INSTRUCTIONS FOR THE TASK: Work out how many lines hold the string "your". Give that number and nothing more.
____________
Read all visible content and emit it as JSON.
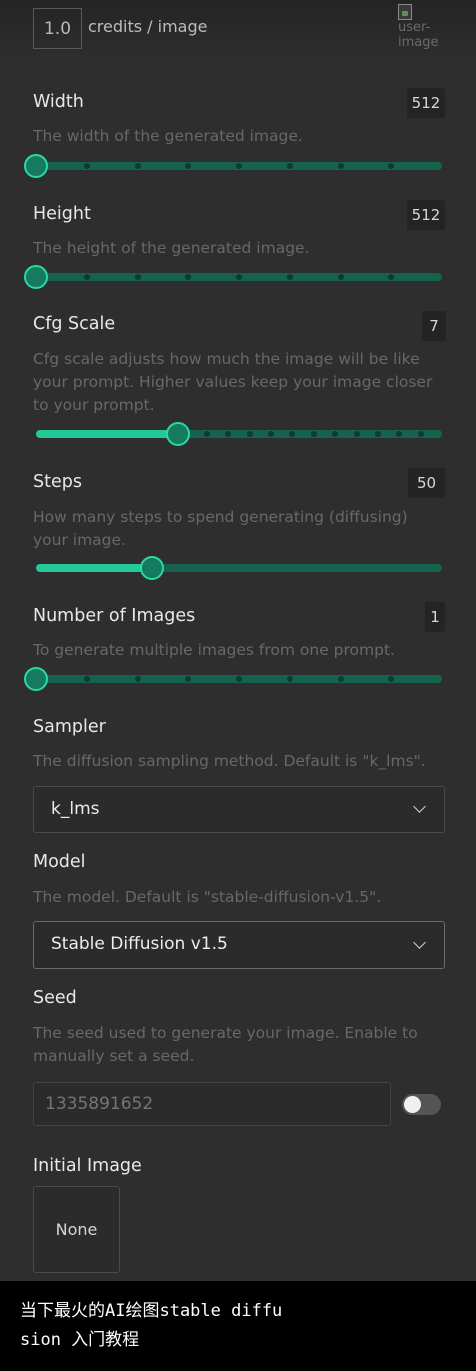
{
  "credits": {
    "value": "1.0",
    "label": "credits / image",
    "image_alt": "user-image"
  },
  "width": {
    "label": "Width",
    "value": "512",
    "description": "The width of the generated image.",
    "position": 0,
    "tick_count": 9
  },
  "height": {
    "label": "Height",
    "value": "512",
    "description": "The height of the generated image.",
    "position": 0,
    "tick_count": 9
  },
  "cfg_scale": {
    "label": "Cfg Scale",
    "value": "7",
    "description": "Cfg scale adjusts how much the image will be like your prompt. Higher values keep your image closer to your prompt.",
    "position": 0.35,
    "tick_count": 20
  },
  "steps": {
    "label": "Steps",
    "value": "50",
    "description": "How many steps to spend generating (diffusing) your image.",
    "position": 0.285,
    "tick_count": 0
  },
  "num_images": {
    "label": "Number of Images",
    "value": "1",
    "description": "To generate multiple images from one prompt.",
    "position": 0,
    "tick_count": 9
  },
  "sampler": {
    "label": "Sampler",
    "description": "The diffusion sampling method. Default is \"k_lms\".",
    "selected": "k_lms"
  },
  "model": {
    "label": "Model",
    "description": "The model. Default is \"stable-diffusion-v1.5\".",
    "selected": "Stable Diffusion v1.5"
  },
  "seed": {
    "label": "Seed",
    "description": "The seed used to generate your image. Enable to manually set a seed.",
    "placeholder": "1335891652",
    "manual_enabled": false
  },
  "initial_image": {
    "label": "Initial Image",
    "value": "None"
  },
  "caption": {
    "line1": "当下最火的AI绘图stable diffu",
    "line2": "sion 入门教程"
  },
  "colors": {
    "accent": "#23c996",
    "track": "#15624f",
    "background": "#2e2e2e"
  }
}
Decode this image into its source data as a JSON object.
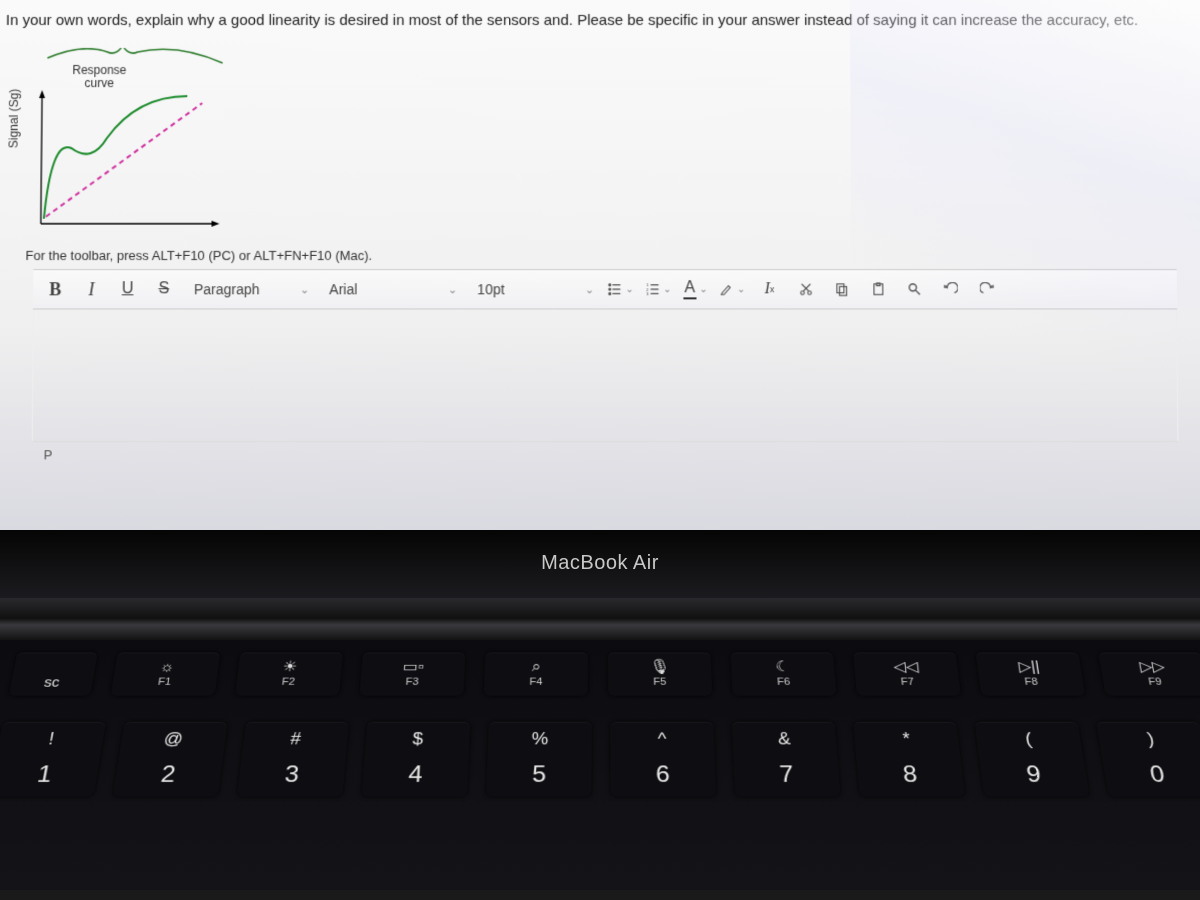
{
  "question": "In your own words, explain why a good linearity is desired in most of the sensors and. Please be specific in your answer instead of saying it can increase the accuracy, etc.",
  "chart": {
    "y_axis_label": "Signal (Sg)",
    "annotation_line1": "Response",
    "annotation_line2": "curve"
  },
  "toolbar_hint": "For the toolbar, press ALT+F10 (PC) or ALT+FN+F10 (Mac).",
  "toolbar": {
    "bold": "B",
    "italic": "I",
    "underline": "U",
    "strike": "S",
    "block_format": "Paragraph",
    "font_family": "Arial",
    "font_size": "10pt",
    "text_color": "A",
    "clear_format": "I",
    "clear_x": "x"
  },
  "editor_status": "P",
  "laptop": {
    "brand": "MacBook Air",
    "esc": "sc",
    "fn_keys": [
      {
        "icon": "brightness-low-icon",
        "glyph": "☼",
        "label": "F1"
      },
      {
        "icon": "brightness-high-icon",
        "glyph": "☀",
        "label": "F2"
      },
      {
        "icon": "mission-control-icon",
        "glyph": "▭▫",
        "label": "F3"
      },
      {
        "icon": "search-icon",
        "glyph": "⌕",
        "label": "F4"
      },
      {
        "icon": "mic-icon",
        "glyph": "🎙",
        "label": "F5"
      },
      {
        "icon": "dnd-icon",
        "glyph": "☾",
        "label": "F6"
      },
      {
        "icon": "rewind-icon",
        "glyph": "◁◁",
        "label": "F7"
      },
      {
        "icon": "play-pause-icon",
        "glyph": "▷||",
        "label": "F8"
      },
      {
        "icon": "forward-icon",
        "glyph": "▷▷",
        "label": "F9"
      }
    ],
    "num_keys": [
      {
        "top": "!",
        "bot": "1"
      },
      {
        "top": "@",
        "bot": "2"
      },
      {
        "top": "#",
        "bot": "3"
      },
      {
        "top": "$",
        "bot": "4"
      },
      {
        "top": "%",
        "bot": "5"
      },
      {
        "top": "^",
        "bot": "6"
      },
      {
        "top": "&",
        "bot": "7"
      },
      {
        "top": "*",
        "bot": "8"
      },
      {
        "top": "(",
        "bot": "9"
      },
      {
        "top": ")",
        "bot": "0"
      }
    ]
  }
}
____________
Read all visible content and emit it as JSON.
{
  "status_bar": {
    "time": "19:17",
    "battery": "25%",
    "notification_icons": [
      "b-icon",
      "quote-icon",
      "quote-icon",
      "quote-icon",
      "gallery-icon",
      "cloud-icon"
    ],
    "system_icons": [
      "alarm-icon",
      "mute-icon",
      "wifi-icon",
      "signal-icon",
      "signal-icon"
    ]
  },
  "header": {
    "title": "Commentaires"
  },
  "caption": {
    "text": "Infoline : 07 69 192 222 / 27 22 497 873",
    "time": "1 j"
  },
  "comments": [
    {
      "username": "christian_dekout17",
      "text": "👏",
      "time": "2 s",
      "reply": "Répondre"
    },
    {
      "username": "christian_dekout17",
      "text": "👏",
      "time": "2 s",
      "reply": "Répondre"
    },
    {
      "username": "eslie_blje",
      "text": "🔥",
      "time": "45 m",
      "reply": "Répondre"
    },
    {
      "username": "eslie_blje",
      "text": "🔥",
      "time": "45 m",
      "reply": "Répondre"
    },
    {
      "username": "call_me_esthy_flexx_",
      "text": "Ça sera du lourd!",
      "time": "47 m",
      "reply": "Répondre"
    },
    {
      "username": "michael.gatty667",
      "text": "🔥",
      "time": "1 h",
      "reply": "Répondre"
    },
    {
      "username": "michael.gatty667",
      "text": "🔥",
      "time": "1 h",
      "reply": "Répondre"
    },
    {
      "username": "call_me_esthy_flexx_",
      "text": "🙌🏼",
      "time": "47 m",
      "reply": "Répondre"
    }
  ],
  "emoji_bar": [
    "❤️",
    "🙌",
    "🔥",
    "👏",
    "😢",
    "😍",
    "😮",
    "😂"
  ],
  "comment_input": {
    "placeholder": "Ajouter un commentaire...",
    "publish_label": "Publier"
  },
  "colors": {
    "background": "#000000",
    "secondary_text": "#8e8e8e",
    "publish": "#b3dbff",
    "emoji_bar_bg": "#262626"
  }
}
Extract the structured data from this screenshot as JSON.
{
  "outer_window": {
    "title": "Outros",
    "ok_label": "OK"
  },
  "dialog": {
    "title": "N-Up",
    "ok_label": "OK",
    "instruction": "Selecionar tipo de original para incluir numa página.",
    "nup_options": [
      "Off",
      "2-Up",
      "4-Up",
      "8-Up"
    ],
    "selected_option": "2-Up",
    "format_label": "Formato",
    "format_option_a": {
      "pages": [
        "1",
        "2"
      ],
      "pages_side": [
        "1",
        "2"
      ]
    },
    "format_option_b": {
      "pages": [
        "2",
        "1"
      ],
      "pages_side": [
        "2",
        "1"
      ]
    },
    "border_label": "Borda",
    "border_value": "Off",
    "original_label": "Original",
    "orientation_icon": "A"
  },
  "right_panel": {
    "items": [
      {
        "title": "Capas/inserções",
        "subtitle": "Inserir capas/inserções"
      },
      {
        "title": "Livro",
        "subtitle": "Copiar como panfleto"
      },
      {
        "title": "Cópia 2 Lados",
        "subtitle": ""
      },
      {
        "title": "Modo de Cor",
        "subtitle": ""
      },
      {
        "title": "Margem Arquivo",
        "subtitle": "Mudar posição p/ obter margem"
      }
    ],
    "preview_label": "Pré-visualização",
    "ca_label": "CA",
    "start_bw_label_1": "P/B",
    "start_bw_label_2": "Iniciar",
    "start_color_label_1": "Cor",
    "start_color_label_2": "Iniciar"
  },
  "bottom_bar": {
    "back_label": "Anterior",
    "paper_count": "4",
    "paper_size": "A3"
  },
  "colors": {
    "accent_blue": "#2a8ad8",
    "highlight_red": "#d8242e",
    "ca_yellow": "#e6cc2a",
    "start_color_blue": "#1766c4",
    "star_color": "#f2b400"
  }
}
____________
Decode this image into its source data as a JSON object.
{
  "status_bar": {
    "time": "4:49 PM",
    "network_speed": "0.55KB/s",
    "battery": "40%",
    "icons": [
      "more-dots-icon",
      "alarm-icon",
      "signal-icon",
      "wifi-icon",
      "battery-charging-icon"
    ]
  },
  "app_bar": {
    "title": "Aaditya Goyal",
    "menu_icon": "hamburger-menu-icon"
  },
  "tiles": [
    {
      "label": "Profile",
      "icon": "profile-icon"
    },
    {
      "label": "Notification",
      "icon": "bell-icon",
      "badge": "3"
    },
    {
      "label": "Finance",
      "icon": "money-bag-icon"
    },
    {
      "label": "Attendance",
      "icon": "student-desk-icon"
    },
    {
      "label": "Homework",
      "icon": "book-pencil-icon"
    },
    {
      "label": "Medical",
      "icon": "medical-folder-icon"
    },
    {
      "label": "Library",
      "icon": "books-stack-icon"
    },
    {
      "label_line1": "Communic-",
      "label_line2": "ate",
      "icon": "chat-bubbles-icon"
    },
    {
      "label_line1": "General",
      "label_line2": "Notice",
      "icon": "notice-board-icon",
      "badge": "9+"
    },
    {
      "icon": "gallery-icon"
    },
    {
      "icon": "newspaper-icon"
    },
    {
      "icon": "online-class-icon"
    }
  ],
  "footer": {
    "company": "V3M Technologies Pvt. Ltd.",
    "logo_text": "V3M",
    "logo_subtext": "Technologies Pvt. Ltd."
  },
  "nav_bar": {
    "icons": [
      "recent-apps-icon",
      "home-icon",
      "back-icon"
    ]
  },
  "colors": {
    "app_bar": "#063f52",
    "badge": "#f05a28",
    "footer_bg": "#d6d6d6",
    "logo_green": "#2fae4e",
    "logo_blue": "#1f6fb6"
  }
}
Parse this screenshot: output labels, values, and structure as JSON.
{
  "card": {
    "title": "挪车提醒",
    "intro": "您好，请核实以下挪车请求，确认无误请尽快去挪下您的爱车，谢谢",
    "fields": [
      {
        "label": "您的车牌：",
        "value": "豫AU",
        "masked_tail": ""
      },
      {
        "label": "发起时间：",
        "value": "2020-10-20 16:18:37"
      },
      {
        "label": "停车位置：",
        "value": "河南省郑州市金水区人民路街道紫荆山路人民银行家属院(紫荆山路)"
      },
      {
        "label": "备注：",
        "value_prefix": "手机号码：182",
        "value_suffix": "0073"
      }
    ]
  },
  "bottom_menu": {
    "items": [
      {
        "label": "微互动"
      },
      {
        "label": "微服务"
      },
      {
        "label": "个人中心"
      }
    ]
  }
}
____________
WRITTEN ANSWER: 4